### Set exercise
Leave out the pictures and copy every record exactly.
↓↓↓
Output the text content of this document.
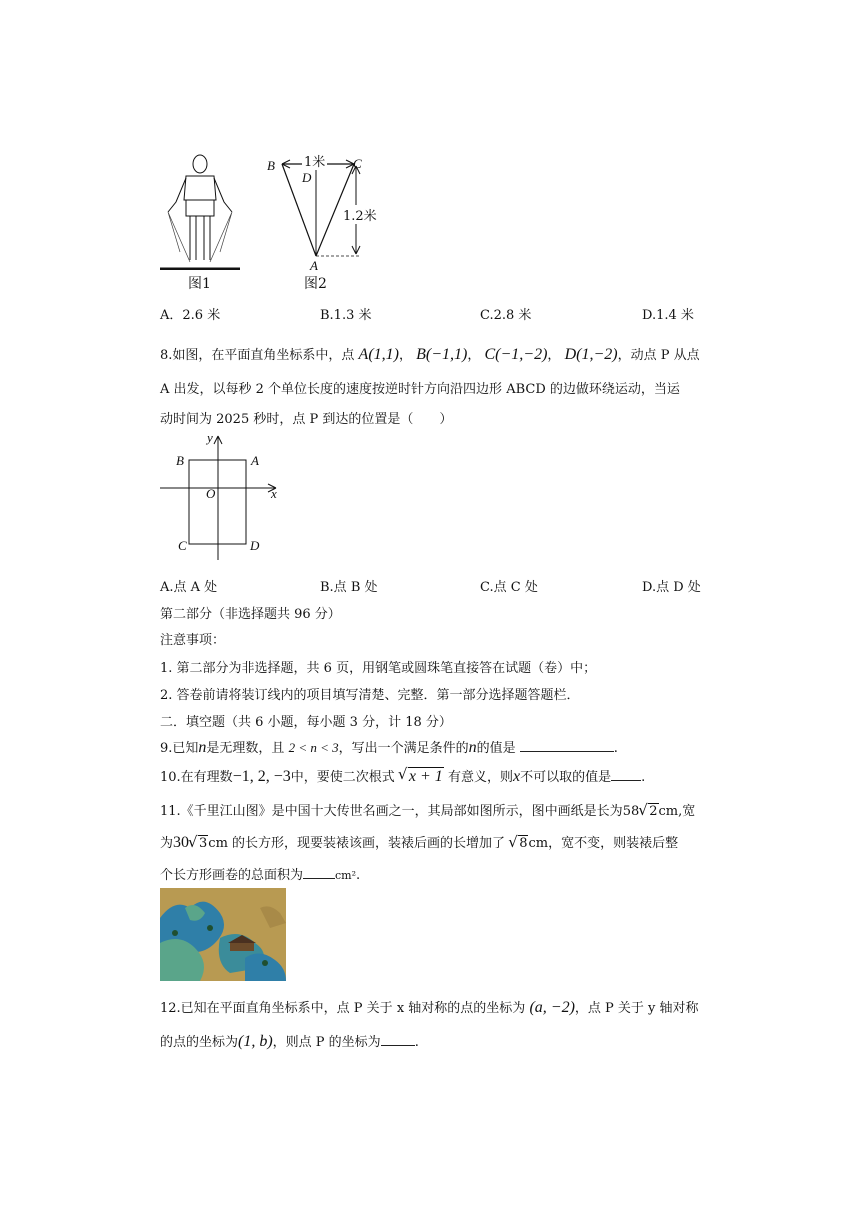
图1
B 1米 C
D
1.2米
A
图2
A．2.6 米	B.1.3 米	C.2.8 米	D.1.4 米
8.如图，在平面直角坐标系中，点 A(1,1)， B(−1,1)， C(−1,−2)， D(1,−2)，动点 P 从点
A 出发，以每秒 2 个单位长度的速度按逆时针方向沿四边形 ABCD 的边做环绕运动，当运
动时间为 2025 秒时，点 P 到达的位置是（　　）
y
B	A
O	x
C	D
A.点 A 处	B.点 B 处	C.点 C 处	D.点 D 处
第二部分（非选择题共 96 分）
注意事项：
1. 第二部分为非选择题，共 6 页，用钢笔或圆珠笔直接答在试题（卷）中；
2. 答卷前请将装订线内的项目填写清楚、完整．第一部分选择题答题栏．
二．填空题（共 6 小题，每小题 3 分，计 18 分）
9.已知n是无理数，且 2 < n < 3，写出一个满足条件的n的值是	.
10.在有理数−1, 2, −3中，要使二次根式 √ x + 1 有意义，则x不可以取的值是 .
11.《千里江山图》是中国十大传世名画之一，其局部如图所示，图中画纸是长为58 √ 2cm,宽
为30 √ 3cm 的长方形，现要装裱该画，装裱后画的长增加了 √ 8cm，宽不变，则装裱后整
个长方形画卷的总面积为	cm².
12.已知在平面直角坐标系中，点 P 关于 x 轴对称的点的坐标为 (a, −2)，点 P 关于 y 轴对称
的点的坐标为(1, b)，则点 P 的坐标为	.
↑↑↑
### Right answer
Output the text content of this document.
图1
B 1米 C
D
1.2米
A
图2
A．2.6 米	B.1.3 米	C.2.8 米	D.1.4 米
8.如图，在平面直角坐标系中，点 A(1,1)， B(−1,1)， C(−1,−2)， D(1,−2)，动点 P 从点
A 出发，以每秒 2 个单位长度的速度按逆时针方向沿四边形 ABCD 的边做环绕运动，当运
动时间为 2025 秒时，点 P 到达的位置是（　　）
y
B	A
O	x
C	D
A.点 A 处	B.点 B 处	C.点 C 处	D.点 D 处
第二部分（非选择题共 96 分）
注意事项：
1. 第二部分为非选择题，共 6 页，用钢笔或圆珠笔直接答在试题（卷）中；
2. 答卷前请将装订线内的项目填写清楚、完整．第一部分选择题答题栏．
二．填空题（共 6 小题，每小题 3 分，计 18 分）
9.已知n是无理数，且 2 < n < 3，写出一个满足条件的n的值是	.
10.在有理数−1, 2, −3中，要使二次根式 √ x + 1 有意义，则x不可以取的值是 .
11.《千里江山图》是中国十大传世名画之一，其局部如图所示，图中画纸是长为58 √ 2cm,宽
为30 √ 3cm 的长方形，现要装裱该画，装裱后画的长增加了 √ 8cm，宽不变，则装裱后整
个长方形画卷的总面积为	cm².
12.已知在平面直角坐标系中，点 P 关于 x 轴对称的点的坐标为 (a, −2)，点 P 关于 y 轴对称
的点的坐标为(1, b)，则点 P 的坐标为	.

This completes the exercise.